### TASK BRIEF
Which lines in the material below contain the word "name"? Copy each of them.

### INPUT FOR THIS TASK
▬▬▬▬▬▬▬▬▬▬

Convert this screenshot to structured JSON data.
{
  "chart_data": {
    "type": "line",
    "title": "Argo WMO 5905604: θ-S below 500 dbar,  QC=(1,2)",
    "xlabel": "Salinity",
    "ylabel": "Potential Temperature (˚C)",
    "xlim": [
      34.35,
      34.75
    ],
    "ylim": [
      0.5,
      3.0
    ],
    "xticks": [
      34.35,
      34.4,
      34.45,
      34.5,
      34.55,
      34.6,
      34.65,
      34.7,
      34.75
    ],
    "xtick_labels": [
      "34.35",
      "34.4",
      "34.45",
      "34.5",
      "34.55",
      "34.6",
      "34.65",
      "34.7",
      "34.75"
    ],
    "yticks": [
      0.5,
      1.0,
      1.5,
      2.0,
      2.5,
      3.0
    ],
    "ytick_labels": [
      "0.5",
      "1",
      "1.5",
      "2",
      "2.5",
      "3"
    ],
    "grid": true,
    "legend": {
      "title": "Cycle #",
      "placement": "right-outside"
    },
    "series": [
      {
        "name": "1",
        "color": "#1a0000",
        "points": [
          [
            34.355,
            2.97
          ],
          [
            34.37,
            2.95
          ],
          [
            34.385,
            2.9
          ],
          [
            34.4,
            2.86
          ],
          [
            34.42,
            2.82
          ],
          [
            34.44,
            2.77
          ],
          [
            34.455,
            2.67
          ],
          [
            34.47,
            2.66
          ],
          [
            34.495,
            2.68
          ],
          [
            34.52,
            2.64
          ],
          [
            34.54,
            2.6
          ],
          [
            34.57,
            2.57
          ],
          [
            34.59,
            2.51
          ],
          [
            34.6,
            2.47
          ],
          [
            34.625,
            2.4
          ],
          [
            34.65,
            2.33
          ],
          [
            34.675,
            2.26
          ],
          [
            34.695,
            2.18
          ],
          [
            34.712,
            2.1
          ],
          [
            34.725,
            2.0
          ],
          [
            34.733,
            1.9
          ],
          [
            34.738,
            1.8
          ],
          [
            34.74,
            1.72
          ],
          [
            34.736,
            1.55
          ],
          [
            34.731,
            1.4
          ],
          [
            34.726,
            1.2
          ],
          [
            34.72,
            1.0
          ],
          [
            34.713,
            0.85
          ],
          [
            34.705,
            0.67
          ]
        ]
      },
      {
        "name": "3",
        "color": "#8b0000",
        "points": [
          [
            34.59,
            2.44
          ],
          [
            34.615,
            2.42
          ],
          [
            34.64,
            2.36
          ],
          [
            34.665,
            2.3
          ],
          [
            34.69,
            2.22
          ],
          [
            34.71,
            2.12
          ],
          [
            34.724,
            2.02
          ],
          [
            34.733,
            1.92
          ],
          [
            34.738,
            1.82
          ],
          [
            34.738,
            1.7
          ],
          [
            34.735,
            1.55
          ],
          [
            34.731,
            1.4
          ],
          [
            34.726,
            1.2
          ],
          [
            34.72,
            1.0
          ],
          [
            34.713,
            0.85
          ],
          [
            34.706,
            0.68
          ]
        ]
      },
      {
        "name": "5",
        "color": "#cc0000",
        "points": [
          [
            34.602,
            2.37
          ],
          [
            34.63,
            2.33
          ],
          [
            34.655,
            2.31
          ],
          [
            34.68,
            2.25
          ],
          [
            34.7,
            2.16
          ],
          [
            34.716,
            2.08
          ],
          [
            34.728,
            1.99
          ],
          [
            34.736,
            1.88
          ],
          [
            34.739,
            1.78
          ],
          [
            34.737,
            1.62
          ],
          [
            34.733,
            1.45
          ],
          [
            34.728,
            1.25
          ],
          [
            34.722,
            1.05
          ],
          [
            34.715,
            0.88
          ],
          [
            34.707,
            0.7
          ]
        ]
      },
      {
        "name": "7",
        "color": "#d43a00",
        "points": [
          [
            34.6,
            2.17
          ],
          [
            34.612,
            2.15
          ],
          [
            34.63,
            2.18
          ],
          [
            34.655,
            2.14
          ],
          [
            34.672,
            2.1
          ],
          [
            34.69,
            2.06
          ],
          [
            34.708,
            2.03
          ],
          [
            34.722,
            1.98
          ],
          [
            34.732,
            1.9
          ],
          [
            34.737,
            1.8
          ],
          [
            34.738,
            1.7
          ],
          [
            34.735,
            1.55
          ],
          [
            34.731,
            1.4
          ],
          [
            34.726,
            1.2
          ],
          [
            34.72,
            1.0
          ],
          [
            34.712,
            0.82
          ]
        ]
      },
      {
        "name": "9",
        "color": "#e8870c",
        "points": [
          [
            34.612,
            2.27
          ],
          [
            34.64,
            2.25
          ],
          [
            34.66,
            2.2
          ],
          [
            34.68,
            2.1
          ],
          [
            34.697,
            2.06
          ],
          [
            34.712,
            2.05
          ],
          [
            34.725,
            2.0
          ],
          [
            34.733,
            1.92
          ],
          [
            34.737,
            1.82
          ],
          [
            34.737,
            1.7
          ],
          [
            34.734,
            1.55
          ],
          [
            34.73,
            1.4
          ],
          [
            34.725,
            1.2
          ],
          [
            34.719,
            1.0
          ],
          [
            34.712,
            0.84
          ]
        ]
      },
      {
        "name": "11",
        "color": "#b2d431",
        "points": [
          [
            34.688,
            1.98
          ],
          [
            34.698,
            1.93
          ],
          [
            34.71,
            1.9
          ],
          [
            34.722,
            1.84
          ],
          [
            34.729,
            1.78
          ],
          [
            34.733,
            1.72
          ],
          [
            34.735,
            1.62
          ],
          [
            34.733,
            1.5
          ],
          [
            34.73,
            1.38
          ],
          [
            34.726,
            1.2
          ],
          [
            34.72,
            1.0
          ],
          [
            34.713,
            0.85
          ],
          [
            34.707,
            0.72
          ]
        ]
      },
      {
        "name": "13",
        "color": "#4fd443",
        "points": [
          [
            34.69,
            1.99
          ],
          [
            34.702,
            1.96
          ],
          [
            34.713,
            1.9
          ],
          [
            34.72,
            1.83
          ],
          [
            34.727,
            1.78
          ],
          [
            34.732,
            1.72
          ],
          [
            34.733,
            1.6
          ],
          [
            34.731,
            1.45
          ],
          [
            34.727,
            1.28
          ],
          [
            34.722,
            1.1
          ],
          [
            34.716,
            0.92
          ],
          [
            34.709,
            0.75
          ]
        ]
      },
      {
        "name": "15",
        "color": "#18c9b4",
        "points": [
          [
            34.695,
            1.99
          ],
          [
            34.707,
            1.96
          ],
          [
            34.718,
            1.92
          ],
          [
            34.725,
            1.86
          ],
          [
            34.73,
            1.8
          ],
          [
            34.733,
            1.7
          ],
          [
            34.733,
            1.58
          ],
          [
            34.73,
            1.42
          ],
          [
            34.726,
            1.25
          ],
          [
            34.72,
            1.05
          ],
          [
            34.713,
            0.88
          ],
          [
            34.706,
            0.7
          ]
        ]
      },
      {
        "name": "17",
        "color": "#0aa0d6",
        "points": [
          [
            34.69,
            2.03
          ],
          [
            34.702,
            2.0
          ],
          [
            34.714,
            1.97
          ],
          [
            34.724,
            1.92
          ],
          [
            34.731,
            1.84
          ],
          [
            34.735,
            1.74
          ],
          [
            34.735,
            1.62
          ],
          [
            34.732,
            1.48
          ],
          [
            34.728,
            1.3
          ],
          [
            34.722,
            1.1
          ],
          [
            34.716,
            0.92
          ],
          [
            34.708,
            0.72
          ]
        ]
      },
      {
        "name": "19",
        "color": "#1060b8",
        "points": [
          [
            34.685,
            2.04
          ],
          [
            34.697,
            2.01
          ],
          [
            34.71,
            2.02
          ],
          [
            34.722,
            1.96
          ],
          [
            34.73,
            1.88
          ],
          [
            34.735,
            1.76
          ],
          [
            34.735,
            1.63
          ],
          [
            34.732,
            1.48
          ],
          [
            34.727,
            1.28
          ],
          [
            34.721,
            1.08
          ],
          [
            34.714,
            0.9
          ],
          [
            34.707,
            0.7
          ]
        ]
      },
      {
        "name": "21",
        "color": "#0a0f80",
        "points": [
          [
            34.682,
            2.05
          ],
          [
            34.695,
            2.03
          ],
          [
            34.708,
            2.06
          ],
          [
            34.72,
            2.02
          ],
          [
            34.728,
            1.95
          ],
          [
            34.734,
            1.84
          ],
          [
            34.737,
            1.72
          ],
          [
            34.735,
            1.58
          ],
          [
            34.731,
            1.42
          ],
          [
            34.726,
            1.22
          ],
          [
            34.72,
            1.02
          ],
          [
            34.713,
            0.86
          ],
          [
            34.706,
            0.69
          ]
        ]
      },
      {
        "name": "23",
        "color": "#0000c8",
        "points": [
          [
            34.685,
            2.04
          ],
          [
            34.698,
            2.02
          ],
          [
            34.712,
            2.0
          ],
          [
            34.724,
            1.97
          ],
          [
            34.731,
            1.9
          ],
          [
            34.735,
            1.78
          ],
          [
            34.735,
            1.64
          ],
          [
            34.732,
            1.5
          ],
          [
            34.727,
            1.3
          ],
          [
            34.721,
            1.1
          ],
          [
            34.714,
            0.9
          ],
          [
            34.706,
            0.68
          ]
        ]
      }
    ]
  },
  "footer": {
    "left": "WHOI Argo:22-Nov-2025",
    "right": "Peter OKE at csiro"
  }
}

▬▬▬▬▬▬▬▬▬▬

### REPLY TO THE EXERCISE
        "name": "1",
        "name": "3",
        "name": "5",
        "name": "7",
        "name": "9",
        "name": "11",
        "name": "13",
        "name": "15",
        "name": "17",
        "name": "19",
        "name": "21",
        "name": "23",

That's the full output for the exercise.